**Supplied records:**
◇ ◇ ◇ ◇ ◇ ◇ ◇
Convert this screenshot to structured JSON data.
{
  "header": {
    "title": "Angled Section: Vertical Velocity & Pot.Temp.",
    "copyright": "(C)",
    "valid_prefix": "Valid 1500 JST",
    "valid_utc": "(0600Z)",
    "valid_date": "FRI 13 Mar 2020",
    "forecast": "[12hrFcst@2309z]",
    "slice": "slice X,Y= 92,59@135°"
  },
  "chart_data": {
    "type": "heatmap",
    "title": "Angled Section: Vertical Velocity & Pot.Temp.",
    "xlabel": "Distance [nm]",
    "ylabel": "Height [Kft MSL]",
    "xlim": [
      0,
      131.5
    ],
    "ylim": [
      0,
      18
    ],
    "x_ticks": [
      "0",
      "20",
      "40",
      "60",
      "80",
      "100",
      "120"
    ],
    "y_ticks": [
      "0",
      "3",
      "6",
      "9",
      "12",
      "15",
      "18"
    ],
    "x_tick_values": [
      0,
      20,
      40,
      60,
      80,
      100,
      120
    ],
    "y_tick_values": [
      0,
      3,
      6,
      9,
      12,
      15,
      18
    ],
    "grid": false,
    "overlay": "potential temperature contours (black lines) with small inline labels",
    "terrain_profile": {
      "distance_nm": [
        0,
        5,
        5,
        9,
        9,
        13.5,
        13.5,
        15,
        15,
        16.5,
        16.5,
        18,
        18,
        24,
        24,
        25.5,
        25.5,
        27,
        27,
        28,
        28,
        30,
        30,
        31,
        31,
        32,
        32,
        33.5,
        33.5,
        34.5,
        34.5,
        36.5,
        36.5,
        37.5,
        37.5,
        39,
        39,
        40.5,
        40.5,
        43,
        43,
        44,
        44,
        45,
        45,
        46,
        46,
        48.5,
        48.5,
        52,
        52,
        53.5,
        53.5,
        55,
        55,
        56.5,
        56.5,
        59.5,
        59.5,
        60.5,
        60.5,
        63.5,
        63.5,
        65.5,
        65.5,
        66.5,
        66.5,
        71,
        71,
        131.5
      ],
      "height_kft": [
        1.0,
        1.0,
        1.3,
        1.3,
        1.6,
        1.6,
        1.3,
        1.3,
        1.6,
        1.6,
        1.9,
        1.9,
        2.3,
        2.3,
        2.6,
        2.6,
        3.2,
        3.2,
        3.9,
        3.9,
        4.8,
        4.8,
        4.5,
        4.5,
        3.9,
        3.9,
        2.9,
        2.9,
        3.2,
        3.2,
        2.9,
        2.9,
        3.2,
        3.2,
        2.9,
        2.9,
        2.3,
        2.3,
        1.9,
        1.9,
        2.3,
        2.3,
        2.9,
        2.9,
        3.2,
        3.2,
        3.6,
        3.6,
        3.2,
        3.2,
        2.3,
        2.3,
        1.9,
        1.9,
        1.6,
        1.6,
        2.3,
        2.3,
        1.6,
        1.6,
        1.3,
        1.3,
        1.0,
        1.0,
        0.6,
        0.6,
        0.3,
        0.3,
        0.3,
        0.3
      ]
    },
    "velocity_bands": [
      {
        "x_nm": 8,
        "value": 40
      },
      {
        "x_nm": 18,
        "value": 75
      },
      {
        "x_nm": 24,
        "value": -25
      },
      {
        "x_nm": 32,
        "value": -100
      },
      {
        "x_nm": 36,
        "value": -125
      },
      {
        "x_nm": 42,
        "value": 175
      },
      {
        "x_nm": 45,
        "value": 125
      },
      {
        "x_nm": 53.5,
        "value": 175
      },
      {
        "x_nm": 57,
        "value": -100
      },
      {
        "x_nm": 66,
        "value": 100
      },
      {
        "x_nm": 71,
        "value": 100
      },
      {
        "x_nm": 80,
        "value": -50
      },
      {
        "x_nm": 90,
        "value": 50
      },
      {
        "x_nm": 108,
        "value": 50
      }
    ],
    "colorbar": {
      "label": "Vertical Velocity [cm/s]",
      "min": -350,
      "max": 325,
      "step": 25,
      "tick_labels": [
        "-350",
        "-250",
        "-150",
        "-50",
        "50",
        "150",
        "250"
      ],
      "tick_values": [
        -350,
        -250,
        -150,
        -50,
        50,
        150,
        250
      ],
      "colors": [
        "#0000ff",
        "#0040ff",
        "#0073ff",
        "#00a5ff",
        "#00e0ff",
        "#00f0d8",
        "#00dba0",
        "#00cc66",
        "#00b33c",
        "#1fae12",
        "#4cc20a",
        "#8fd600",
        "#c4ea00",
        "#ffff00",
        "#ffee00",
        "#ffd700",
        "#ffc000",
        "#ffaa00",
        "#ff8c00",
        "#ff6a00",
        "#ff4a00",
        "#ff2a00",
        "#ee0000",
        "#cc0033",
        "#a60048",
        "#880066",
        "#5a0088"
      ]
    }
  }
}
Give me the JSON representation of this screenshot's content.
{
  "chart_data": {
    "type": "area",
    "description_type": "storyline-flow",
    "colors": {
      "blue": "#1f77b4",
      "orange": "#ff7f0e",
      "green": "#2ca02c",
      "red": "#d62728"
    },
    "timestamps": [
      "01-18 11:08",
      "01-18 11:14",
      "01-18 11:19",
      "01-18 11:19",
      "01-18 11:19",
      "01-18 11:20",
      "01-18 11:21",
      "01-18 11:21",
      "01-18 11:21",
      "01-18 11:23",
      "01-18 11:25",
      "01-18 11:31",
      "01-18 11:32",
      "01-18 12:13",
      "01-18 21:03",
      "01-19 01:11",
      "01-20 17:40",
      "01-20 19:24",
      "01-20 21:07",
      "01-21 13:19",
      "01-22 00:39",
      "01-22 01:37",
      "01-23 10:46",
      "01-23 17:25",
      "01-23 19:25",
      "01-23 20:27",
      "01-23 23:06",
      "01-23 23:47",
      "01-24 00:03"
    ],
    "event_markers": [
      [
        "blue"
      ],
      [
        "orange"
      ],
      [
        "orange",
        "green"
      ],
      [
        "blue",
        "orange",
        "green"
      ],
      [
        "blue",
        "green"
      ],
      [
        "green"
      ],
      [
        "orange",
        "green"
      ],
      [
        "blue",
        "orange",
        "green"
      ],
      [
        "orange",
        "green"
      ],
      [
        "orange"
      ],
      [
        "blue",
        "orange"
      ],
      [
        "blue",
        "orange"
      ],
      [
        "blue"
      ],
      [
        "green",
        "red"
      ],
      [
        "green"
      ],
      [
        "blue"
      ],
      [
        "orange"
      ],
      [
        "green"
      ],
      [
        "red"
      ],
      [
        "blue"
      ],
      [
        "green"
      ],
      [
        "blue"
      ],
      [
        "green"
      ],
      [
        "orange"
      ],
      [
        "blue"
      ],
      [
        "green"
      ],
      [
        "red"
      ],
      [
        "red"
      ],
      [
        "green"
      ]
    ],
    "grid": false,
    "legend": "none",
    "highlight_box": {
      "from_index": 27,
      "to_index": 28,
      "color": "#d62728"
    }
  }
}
◇ ◇ ◇ ◇ ◇ ◇ ◇
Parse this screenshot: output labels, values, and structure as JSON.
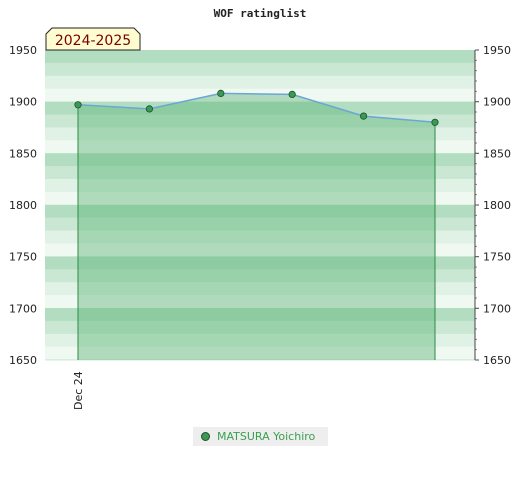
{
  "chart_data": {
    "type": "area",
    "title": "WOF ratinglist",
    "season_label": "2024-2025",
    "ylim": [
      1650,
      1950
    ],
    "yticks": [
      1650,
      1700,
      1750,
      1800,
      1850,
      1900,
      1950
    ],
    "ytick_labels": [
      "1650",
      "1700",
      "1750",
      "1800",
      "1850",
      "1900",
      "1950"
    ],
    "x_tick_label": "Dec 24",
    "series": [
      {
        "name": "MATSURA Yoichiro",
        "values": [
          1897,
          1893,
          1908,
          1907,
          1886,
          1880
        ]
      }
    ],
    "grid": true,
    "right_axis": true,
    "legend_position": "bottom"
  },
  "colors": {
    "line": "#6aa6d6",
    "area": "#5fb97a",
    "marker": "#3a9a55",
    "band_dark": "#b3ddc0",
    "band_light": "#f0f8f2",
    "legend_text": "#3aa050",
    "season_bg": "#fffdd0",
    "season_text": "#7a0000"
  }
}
◇ ◇ ◇ ◇ ◇ ◇ ◇
**Given problem:** Answer only with how many lines in the records include "screenshot".

**Written reply:** 3